START Supplied material

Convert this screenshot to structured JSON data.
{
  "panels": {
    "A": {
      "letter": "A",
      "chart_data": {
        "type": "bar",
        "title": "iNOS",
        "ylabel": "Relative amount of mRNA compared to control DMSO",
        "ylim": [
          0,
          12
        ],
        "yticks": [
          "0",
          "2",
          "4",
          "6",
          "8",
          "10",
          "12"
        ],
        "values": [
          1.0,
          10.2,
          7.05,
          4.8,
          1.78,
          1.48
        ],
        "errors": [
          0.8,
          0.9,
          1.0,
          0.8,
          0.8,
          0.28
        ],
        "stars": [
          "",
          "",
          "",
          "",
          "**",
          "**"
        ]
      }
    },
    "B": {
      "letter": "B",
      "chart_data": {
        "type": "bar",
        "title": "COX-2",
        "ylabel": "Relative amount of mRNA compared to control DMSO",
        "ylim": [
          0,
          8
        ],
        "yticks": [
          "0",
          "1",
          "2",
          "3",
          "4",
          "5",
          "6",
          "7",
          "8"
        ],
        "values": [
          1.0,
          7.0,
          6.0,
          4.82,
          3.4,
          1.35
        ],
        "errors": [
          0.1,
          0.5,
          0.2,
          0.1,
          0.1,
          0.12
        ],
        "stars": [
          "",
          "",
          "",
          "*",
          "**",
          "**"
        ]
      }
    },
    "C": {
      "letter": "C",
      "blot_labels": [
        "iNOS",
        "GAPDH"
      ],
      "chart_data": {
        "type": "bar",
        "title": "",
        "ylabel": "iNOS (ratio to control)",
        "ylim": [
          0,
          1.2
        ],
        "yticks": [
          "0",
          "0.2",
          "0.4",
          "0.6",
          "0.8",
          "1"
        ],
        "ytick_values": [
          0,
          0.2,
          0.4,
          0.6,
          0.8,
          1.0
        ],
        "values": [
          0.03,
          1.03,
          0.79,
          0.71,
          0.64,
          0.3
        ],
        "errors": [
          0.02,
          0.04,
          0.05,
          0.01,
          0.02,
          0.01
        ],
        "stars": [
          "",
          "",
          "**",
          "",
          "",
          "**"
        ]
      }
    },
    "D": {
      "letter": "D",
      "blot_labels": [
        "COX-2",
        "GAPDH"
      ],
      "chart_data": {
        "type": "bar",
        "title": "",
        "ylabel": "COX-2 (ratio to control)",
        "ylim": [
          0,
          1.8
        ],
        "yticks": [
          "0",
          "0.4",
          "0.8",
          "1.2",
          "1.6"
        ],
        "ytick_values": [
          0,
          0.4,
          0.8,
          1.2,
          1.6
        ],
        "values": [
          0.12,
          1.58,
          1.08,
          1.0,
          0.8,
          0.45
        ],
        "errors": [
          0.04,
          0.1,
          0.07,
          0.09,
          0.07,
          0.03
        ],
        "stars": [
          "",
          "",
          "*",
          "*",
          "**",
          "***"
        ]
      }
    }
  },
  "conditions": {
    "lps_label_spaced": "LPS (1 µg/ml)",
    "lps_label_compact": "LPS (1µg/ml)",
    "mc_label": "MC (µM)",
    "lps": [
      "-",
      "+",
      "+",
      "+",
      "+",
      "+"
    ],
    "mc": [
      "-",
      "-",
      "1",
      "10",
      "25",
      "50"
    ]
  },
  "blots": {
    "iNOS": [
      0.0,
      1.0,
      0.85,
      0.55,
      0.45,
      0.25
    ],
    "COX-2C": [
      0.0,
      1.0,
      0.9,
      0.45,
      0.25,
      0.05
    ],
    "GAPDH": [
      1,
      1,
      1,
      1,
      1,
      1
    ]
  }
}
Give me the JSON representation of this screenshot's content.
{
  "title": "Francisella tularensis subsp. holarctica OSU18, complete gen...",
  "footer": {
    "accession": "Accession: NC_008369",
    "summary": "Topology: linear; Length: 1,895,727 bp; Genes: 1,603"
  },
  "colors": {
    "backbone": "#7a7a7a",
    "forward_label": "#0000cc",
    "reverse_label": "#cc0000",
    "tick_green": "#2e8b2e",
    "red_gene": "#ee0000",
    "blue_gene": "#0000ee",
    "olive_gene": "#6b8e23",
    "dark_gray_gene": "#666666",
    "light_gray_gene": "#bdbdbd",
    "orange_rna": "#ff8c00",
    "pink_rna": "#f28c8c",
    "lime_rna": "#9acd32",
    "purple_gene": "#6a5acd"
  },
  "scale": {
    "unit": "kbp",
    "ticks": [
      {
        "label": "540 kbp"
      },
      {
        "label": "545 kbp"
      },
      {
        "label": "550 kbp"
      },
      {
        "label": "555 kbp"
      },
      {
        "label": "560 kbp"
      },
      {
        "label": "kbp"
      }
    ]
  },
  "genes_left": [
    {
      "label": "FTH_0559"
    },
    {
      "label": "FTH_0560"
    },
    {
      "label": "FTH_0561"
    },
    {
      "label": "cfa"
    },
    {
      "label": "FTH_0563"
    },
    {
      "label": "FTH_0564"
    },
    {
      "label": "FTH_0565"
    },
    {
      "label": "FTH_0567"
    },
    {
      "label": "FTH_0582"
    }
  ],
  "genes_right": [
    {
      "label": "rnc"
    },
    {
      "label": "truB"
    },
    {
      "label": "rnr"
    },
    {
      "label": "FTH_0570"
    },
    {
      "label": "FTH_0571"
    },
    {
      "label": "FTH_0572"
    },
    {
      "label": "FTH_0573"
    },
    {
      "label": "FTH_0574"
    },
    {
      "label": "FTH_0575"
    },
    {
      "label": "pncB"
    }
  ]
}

END Supplied material

**Work request**
Only the lines above that hold "iNOS" are wanted. Show every one of them.

**Solution**
        "title": "iNOS",
        "iNOS",
        "ylabel": "iNOS (ratio to control)",
    "iNOS": [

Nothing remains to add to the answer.